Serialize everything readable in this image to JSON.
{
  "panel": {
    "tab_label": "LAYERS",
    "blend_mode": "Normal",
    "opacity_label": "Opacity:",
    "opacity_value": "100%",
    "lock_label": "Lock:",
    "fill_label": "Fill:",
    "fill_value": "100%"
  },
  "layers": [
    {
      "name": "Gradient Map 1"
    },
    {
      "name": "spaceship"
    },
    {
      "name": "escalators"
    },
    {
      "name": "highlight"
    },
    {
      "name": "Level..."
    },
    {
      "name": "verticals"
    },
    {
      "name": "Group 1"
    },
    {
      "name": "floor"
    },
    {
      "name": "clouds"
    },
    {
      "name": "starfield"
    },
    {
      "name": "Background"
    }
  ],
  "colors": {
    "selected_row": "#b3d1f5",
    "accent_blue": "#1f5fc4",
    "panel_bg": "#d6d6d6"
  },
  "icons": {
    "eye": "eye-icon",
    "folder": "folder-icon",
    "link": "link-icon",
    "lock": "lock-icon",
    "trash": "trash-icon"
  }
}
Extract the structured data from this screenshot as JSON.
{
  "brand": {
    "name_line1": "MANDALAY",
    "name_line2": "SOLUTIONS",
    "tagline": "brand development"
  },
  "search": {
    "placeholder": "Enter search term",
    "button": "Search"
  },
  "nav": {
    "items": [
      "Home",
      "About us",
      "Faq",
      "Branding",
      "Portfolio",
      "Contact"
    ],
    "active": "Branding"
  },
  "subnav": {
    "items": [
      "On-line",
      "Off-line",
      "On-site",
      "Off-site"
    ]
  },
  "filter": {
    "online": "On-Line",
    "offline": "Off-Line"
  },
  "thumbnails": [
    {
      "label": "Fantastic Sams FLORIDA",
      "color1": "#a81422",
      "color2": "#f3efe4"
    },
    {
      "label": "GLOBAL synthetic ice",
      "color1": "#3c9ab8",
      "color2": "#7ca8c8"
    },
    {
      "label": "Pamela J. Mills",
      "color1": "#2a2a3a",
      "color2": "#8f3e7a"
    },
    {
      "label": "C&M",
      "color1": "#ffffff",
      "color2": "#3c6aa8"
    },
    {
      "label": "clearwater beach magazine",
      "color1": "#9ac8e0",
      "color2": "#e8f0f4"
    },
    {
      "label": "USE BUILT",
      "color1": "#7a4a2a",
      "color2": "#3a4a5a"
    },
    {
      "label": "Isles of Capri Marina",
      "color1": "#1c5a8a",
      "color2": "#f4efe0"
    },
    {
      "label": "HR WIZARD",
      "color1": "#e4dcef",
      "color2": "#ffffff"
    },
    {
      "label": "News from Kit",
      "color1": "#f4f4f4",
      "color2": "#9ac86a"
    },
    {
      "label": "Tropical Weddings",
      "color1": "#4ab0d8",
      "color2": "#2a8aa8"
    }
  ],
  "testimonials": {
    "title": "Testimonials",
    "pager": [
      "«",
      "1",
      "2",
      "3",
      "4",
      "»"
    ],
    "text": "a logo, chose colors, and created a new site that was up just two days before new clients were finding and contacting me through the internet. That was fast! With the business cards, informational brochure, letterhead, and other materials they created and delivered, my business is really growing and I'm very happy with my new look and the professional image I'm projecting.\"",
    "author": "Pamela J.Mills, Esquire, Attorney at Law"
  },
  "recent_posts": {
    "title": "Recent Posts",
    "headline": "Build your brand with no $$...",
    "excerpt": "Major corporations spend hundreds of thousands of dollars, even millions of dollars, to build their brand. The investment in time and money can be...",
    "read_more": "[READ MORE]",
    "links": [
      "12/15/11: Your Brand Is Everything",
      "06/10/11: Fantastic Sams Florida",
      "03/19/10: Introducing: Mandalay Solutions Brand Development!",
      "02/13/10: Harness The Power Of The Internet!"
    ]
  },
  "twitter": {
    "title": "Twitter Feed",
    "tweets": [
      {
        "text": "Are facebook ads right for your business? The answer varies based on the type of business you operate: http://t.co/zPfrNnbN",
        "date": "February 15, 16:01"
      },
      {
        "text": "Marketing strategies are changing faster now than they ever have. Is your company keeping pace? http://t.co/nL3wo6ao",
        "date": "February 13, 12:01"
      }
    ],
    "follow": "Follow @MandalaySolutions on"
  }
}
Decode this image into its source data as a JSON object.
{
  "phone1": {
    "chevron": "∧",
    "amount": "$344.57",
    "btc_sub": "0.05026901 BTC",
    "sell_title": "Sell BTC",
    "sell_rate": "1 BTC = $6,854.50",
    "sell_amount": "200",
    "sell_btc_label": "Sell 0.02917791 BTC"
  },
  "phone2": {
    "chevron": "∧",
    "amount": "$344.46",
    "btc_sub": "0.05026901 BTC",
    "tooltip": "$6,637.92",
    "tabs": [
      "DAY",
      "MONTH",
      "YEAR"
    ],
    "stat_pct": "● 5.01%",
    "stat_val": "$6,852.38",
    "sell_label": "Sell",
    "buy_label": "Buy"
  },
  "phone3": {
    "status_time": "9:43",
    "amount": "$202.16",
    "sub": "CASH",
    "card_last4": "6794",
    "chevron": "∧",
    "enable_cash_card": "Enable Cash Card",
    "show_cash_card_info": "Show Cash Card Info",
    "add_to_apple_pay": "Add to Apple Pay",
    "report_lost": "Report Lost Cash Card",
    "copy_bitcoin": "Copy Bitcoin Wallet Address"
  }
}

^^^^

▶ [Task to carry out]: Find the lines containing "they" and list every one of them.

▶ [Written solution]:
    "text": "a logo, chose colors, and created a new site that was up just two days before new clients were finding and contacting me through the internet. That was fast! With the business cards, informational brochure, letterhead, and other materials they created and delivered, my business is really growing and I'm very happy with my new look and the professional image I'm projecting.\"",
        "text": "Marketing strategies are changing faster now than they ever have. Is your company keeping pace? http://t.co/nL3wo6ao",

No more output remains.